▸ **DATA TO USE**:
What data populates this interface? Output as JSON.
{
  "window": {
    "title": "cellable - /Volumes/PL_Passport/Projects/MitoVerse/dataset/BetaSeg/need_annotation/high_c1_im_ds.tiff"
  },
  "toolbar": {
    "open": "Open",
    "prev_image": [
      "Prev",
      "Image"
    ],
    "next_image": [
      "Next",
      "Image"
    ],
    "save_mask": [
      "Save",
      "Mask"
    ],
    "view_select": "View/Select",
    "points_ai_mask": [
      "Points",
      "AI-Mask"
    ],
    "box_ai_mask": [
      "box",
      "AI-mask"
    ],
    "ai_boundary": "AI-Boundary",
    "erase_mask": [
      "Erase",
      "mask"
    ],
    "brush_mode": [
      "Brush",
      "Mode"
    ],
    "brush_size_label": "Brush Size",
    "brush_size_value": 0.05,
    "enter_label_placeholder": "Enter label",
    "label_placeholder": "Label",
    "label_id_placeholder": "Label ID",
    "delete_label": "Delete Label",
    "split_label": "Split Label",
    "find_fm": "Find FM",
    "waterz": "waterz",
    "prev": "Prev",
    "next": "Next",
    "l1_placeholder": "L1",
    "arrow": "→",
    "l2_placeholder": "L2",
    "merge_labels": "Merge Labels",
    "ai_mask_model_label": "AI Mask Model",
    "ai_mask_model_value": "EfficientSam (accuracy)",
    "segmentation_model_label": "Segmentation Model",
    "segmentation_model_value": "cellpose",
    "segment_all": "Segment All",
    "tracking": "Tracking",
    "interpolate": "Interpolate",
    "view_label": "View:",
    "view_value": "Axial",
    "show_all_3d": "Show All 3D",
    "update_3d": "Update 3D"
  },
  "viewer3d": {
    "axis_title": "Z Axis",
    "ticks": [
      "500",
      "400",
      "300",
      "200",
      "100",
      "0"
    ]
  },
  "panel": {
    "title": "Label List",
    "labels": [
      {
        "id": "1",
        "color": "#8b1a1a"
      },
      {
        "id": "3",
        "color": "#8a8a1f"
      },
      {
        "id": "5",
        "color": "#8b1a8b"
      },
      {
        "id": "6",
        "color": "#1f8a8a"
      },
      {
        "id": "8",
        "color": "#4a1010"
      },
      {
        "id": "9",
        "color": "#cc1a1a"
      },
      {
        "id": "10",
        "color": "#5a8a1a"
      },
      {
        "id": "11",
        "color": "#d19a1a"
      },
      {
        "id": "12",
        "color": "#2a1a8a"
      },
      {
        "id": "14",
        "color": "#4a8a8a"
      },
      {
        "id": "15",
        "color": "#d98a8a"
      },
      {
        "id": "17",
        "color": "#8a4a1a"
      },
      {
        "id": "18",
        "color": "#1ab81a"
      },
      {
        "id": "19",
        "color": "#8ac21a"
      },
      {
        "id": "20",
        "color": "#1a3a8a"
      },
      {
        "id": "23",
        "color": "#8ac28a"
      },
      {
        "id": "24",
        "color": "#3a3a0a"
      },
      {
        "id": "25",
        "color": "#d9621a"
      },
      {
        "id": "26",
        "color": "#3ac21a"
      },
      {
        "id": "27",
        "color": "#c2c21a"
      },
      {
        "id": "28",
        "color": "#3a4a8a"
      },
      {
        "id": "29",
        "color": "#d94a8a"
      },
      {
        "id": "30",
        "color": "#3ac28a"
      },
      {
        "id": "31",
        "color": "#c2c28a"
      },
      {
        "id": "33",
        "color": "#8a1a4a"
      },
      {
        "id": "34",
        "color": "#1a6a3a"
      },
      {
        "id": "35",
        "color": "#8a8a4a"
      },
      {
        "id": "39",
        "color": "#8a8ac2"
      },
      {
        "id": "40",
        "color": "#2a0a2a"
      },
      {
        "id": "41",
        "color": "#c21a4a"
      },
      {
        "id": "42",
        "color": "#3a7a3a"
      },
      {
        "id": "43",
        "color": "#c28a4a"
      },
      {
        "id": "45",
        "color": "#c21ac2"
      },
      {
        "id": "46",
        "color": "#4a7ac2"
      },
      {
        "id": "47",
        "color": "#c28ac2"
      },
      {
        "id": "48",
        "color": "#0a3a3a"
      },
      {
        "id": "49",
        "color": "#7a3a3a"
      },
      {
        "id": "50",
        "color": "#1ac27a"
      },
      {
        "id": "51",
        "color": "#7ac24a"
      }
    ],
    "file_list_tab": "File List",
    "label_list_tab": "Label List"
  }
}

▸ **SET TASK**:
Give back all the data exactly as written.

▸ **REPLY**:
What data populates this interface? Output as JSON.
{
  "window": {
    "title": "cellable - /Volumes/PL_Passport/Projects/MitoVerse/dataset/BetaSeg/need_annotation/high_c1_im_ds.tiff"
  },
  "toolbar": {
    "open": "Open",
    "prev_image": [
      "Prev",
      "Image"
    ],
    "next_image": [
      "Next",
      "Image"
    ],
    "save_mask": [
      "Save",
      "Mask"
    ],
    "view_select": "View/Select",
    "points_ai_mask": [
      "Points",
      "AI-Mask"
    ],
    "box_ai_mask": [
      "box",
      "AI-mask"
    ],
    "ai_boundary": "AI-Boundary",
    "erase_mask": [
      "Erase",
      "mask"
    ],
    "brush_mode": [
      "Brush",
      "Mode"
    ],
    "brush_size_label": "Brush Size",
    "brush_size_value": 0.05,
    "enter_label_placeholder": "Enter label",
    "label_placeholder": "Label",
    "label_id_placeholder": "Label ID",
    "delete_label": "Delete Label",
    "split_label": "Split Label",
    "find_fm": "Find FM",
    "waterz": "waterz",
    "prev": "Prev",
    "next": "Next",
    "l1_placeholder": "L1",
    "arrow": "→",
    "l2_placeholder": "L2",
    "merge_labels": "Merge Labels",
    "ai_mask_model_label": "AI Mask Model",
    "ai_mask_model_value": "EfficientSam (accuracy)",
    "segmentation_model_label": "Segmentation Model",
    "segmentation_model_value": "cellpose",
    "segment_all": "Segment All",
    "tracking": "Tracking",
    "interpolate": "Interpolate",
    "view_label": "View:",
    "view_value": "Axial",
    "show_all_3d": "Show All 3D",
    "update_3d": "Update 3D"
  },
  "viewer3d": {
    "axis_title": "Z Axis",
    "ticks": [
      "500",
      "400",
      "300",
      "200",
      "100",
      "0"
    ]
  },
  "panel": {
    "title": "Label List",
    "labels": [
      {
        "id": "1",
        "color": "#8b1a1a"
      },
      {
        "id": "3",
        "color": "#8a8a1f"
      },
      {
        "id": "5",
        "color": "#8b1a8b"
      },
      {
        "id": "6",
        "color": "#1f8a8a"
      },
      {
        "id": "8",
        "color": "#4a1010"
      },
      {
        "id": "9",
        "color": "#cc1a1a"
      },
      {
        "id": "10",
        "color": "#5a8a1a"
      },
      {
        "id": "11",
        "color": "#d19a1a"
      },
      {
        "id": "12",
        "color": "#2a1a8a"
      },
      {
        "id": "14",
        "color": "#4a8a8a"
      },
      {
        "id": "15",
        "color": "#d98a8a"
      },
      {
        "id": "17",
        "color": "#8a4a1a"
      },
      {
        "id": "18",
        "color": "#1ab81a"
      },
      {
        "id": "19",
        "color": "#8ac21a"
      },
      {
        "id": "20",
        "color": "#1a3a8a"
      },
      {
        "id": "23",
        "color": "#8ac28a"
      },
      {
        "id": "24",
        "color": "#3a3a0a"
      },
      {
        "id": "25",
        "color": "#d9621a"
      },
      {
        "id": "26",
        "color": "#3ac21a"
      },
      {
        "id": "27",
        "color": "#c2c21a"
      },
      {
        "id": "28",
        "color": "#3a4a8a"
      },
      {
        "id": "29",
        "color": "#d94a8a"
      },
      {
        "id": "30",
        "color": "#3ac28a"
      },
      {
        "id": "31",
        "color": "#c2c28a"
      },
      {
        "id": "33",
        "color": "#8a1a4a"
      },
      {
        "id": "34",
        "color": "#1a6a3a"
      },
      {
        "id": "35",
        "color": "#8a8a4a"
      },
      {
        "id": "39",
        "color": "#8a8ac2"
      },
      {
        "id": "40",
        "color": "#2a0a2a"
      },
      {
        "id": "41",
        "color": "#c21a4a"
      },
      {
        "id": "42",
        "color": "#3a7a3a"
      },
      {
        "id": "43",
        "color": "#c28a4a"
      },
      {
        "id": "45",
        "color": "#c21ac2"
      },
      {
        "id": "46",
        "color": "#4a7ac2"
      },
      {
        "id": "47",
        "color": "#c28ac2"
      },
      {
        "id": "48",
        "color": "#0a3a3a"
      },
      {
        "id": "49",
        "color": "#7a3a3a"
      },
      {
        "id": "50",
        "color": "#1ac27a"
      },
      {
        "id": "51",
        "color": "#7ac24a"
      }
    ],
    "file_list_tab": "File List",
    "label_list_tab": "Label List"
  }
}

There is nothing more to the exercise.